### TASK BRIEF
It is required that all of the data be written out exactly.

### DATA EXTRACT
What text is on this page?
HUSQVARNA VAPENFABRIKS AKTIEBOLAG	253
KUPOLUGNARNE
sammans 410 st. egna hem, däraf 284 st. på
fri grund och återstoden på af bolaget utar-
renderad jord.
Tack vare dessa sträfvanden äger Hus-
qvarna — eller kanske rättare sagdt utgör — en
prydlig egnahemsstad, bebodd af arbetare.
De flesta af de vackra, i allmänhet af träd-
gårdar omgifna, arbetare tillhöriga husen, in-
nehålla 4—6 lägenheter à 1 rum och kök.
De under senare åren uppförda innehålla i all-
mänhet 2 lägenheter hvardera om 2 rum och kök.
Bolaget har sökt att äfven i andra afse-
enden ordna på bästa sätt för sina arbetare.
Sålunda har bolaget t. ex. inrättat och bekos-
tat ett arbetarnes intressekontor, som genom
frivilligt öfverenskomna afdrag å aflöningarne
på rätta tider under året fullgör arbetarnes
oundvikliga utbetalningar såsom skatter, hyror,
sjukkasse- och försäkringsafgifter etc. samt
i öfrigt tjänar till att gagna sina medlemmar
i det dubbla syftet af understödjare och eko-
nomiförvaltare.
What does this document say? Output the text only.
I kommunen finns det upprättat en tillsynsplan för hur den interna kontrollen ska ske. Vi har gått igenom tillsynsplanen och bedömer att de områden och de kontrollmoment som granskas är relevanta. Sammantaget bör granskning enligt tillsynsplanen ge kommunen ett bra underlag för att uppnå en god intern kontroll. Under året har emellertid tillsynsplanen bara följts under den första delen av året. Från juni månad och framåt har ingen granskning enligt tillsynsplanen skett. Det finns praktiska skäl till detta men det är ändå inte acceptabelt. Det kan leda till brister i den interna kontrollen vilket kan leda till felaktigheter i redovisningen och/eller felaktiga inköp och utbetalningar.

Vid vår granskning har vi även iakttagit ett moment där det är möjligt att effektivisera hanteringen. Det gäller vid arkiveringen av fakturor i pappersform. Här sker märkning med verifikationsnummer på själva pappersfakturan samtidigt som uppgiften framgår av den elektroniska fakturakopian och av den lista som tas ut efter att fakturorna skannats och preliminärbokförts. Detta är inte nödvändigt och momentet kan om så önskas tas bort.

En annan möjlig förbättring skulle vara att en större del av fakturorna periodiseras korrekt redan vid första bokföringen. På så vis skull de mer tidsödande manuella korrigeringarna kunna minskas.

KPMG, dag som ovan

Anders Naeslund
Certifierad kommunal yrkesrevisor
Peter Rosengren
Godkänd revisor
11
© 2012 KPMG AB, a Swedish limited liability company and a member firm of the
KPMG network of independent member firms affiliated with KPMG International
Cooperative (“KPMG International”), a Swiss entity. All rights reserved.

### REPLY
What text is on this page?
HUSQVARNA VAPENFABRIKS AKTIEBOLAG	253
KUPOLUGNARNE
sammans 410 st. egna hem, däraf 284 st. på
fri grund och återstoden på af bolaget utar-
renderad jord.
Tack vare dessa sträfvanden äger Hus-
qvarna — eller kanske rättare sagdt utgör — en
prydlig egnahemsstad, bebodd af arbetare.
De flesta af de vackra, i allmänhet af träd-
gårdar omgifna, arbetare tillhöriga husen, in-
nehålla 4—6 lägenheter à 1 rum och kök.
De under senare åren uppförda innehålla i all-
mänhet 2 lägenheter hvardera om 2 rum och kök.
Bolaget har sökt att äfven i andra afse-
enden ordna på bästa sätt för sina arbetare.
Sålunda har bolaget t. ex. inrättat och bekos-
tat ett arbetarnes intressekontor, som genom
frivilligt öfverenskomna afdrag å aflöningarne
på rätta tider under året fullgör arbetarnes
oundvikliga utbetalningar såsom skatter, hyror,
sjukkasse- och försäkringsafgifter etc. samt
i öfrigt tjänar till att gagna sina medlemmar
i det dubbla syftet af understödjare och eko-
nomiförvaltare.
What does this document say? Output the text only.
I kommunen finns det upprättat en tillsynsplan för hur den interna kontrollen ska ske. Vi har gått igenom tillsynsplanen och bedömer att de områden och de kontrollmoment som granskas är relevanta. Sammantaget bör granskning enligt tillsynsplanen ge kommunen ett bra underlag för att uppnå en god intern kontroll. Under året har emellertid tillsynsplanen bara följts under den första delen av året. Från juni månad och framåt har ingen granskning enligt tillsynsplanen skett. Det finns praktiska skäl till detta men det är ändå inte acceptabelt. Det kan leda till brister i den interna kontrollen vilket kan leda till felaktigheter i redovisningen och/eller felaktiga inköp och utbetalningar.

Vid vår granskning har vi även iakttagit ett moment där det är möjligt att effektivisera hanteringen. Det gäller vid arkiveringen av fakturor i pappersform. Här sker märkning med verifikationsnummer på själva pappersfakturan samtidigt som uppgiften framgår av den elektroniska fakturakopian och av den lista som tas ut efter att fakturorna skannats och preliminärbokförts. Detta är inte nödvändigt och momentet kan om så önskas tas bort.

En annan möjlig förbättring skulle vara att en större del av fakturorna periodiseras korrekt redan vid första bokföringen. På så vis skull de mer tidsödande manuella korrigeringarna kunna minskas.

KPMG, dag som ovan

Anders Naeslund
Certifierad kommunal yrkesrevisor
Peter Rosengren
Godkänd revisor
11
© 2012 KPMG AB, a Swedish limited liability company and a member firm of the
KPMG network of independent member firms affiliated with KPMG International
Cooperative (“KPMG International”), a Swiss entity. All rights reserved.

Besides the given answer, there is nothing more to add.